• _DOCUMENT PASSAGE_
•••••
Re: [syzbot] [wireless?] WARNING in rate_control_rate_init

[syzbot]

For archival purposes, forwarding an incoming command email to
linux-kernel@vger.kernel.org.

***

Subject: [wireless?] WARNING in rate_control_rate_init
Author: eadavis@qq.com

please test WARNING in rate_control_rate_init

#syz test https://git.kernel.org/pub/scm/linux/kernel/git/torvalds/linux.git 6e2332e0ab53

diff --git a/net/mac80211/cfg.c b/net/mac80211/cfg.c
index 606b1b2e4123..d0b5a5dd7410 100644
--- a/net/mac80211/cfg.c
+++ b/net/mac80211/cfg.c
@@ -1788,10 +1788,10 @@ static int sta_link_apply_parameters(struct ieee80211_local *local,
 					  lockdep_is_held(&local->hw.wiphy->mtx));
 
 	/*
-	 * If there are no changes, then accept a link that doesn't exist,
+	 * If there are no changes, then accept a link that exist,
 	 * unless it's a new link.
 	 */
-	if (params->link_id < 0 && !new_link &&
+	if (params->link_id >= 0  && !new_link &&
 	    !params->link_mac && !params->txpwr_set &&
 	    !params->supported_rates_len &&
 	    !params->ht_capa && !params->vht_capa &&
-- 
2.43.0

Re: [syzbot] [wireless?] WARNING in rate_control_rate_init (2)
•••••
• _WHAT TO PRODUCE_
Reproduce the mailing-list message about the rate_control_rate_init warning verbatim, from "diff --git a/net/mac80211/cfg.c" up to and including "a new link.".
•••••
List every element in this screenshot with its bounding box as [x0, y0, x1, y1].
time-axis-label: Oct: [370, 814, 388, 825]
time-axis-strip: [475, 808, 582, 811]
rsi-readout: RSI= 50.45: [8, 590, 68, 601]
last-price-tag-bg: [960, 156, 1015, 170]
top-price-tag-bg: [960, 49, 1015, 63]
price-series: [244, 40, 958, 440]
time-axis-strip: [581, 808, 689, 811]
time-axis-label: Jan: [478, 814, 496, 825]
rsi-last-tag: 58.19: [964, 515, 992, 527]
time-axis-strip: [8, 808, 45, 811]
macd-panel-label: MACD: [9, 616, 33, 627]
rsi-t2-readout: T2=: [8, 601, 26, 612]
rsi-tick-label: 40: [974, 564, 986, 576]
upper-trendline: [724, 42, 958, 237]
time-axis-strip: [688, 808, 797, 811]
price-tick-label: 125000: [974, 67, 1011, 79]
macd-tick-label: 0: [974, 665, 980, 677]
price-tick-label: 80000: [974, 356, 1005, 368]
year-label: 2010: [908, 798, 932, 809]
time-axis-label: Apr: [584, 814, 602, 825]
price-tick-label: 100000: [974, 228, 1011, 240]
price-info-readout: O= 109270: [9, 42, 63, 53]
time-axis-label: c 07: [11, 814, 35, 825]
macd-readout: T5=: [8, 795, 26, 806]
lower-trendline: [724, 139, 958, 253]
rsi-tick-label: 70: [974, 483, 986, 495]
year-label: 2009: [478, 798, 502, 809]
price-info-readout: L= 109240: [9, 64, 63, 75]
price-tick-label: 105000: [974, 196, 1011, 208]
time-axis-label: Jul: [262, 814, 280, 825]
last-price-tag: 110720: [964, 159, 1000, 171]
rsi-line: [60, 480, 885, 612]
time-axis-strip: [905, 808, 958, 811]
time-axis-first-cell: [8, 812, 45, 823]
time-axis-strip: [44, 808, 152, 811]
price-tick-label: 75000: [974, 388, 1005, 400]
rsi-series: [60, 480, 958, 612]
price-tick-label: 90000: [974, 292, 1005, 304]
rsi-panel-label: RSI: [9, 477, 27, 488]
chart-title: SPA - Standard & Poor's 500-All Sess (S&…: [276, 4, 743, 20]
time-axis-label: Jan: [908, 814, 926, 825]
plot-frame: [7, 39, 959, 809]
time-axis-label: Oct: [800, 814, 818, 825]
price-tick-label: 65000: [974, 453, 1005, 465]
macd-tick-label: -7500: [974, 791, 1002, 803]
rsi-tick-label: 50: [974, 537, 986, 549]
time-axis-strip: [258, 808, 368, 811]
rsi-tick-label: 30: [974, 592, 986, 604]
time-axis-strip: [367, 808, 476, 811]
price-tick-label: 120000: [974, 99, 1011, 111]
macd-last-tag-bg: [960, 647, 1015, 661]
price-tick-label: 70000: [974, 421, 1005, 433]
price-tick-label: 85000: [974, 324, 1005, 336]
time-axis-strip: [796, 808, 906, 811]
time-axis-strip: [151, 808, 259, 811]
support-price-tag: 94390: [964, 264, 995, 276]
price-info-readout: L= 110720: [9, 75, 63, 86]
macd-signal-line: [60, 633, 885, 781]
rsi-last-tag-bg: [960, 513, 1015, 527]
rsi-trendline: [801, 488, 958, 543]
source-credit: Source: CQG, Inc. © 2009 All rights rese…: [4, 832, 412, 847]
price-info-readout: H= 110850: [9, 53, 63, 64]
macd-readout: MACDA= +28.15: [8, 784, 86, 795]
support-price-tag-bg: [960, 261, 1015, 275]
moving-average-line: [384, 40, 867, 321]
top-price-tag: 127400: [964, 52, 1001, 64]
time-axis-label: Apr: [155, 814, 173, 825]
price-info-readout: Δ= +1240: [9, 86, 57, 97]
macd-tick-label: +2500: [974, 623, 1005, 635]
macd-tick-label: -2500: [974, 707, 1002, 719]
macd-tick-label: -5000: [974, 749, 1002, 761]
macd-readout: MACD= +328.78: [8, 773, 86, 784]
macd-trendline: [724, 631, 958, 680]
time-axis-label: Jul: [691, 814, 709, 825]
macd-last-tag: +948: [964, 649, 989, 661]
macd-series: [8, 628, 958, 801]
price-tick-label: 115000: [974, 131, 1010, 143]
•••••
• _YOUR RESPONSE_
diff --git a/net/mac80211/cfg.c b/net/mac80211/cfg.c
index 606b1b2e4123..d0b5a5dd7410 100644
--- a/net/mac80211/cfg.c
+++ b/net/mac80211/cfg.c
@@ -1788,10 +1788,10 @@ static int sta_link_apply_parameters(struct ieee80211_local *local,
 					  lockdep_is_held(&local->hw.wiphy->mtx));
 
 	/*
-	 * If there are no changes, then accept a link that doesn't exist,
+	 * If there are no changes, then accept a link that exist,
 	 * unless it's a new link.